* Given problem *
Will you output the entries below exactly, skipping every image they contain?

* Provided material *
[BEGIN]
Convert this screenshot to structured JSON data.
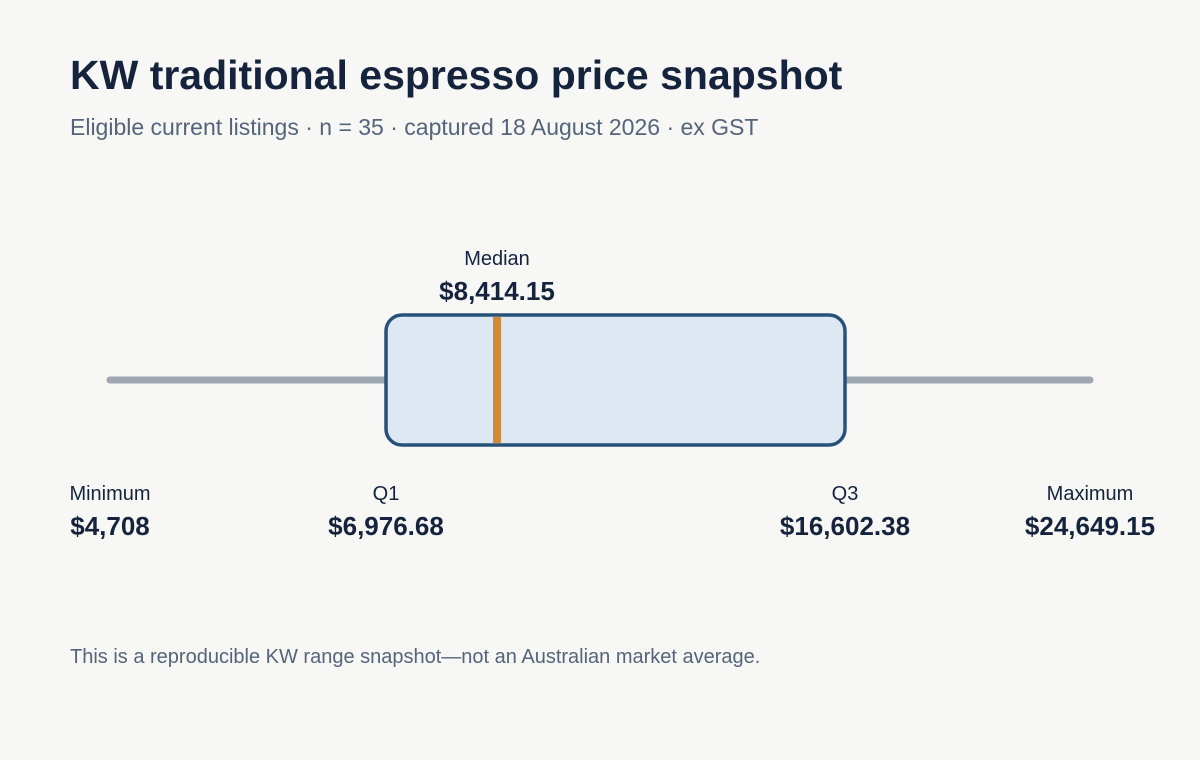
{
  "title": "KW traditional espresso price snapshot",
  "subtitle": "Eligible current listings · n = 35 · captured 18 August 2026 · ex GST",
  "footnote": "This is a reproducible KW range snapshot—not an Australian market average.",
  "colors": {
    "whisker": "#9ea6b0",
    "box_fill": "#dde8f2",
    "box_stroke": "#27507a",
    "median": "#d18b37",
    "text": "#15233d"
  },
  "chart_data": {
    "type": "box",
    "n": 35,
    "stats": {
      "min": 4708,
      "q1": 6976.68,
      "median": 8414.15,
      "q3": 16602.38,
      "max": 24649.15
    },
    "labels": {
      "min": {
        "name": "Minimum",
        "value": "$4,708"
      },
      "q1": {
        "name": "Q1",
        "value": "$6,976.68"
      },
      "median": {
        "name": "Median",
        "value": "$8,414.15"
      },
      "q3": {
        "name": "Q3",
        "value": "$16,602.38"
      },
      "max": {
        "name": "Maximum",
        "value": "$24,649.15"
      }
    }
  }
}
[END]
* Exercise answer *
Convert this screenshot to structured JSON data.
{
  "title": "KW traditional espresso price snapshot",
  "subtitle": "Eligible current listings · n = 35 · captured 18 August 2026 · ex GST",
  "footnote": "This is a reproducible KW range snapshot—not an Australian market average.",
  "colors": {
    "whisker": "#9ea6b0",
    "box_fill": "#dde8f2",
    "box_stroke": "#27507a",
    "median": "#d18b37",
    "text": "#15233d"
  },
  "chart_data": {
    "type": "box",
    "n": 35,
    "stats": {
      "min": 4708,
      "q1": 6976.68,
      "median": 8414.15,
      "q3": 16602.38,
      "max": 24649.15
    },
    "labels": {
      "min": {
        "name": "Minimum",
        "value": "$4,708"
      },
      "q1": {
        "name": "Q1",
        "value": "$6,976.68"
      },
      "median": {
        "name": "Median",
        "value": "$8,414.15"
      },
      "q3": {
        "name": "Q3",
        "value": "$16,602.38"
      },
      "max": {
        "name": "Maximum",
        "value": "$24,649.15"
      }
    }
  }
}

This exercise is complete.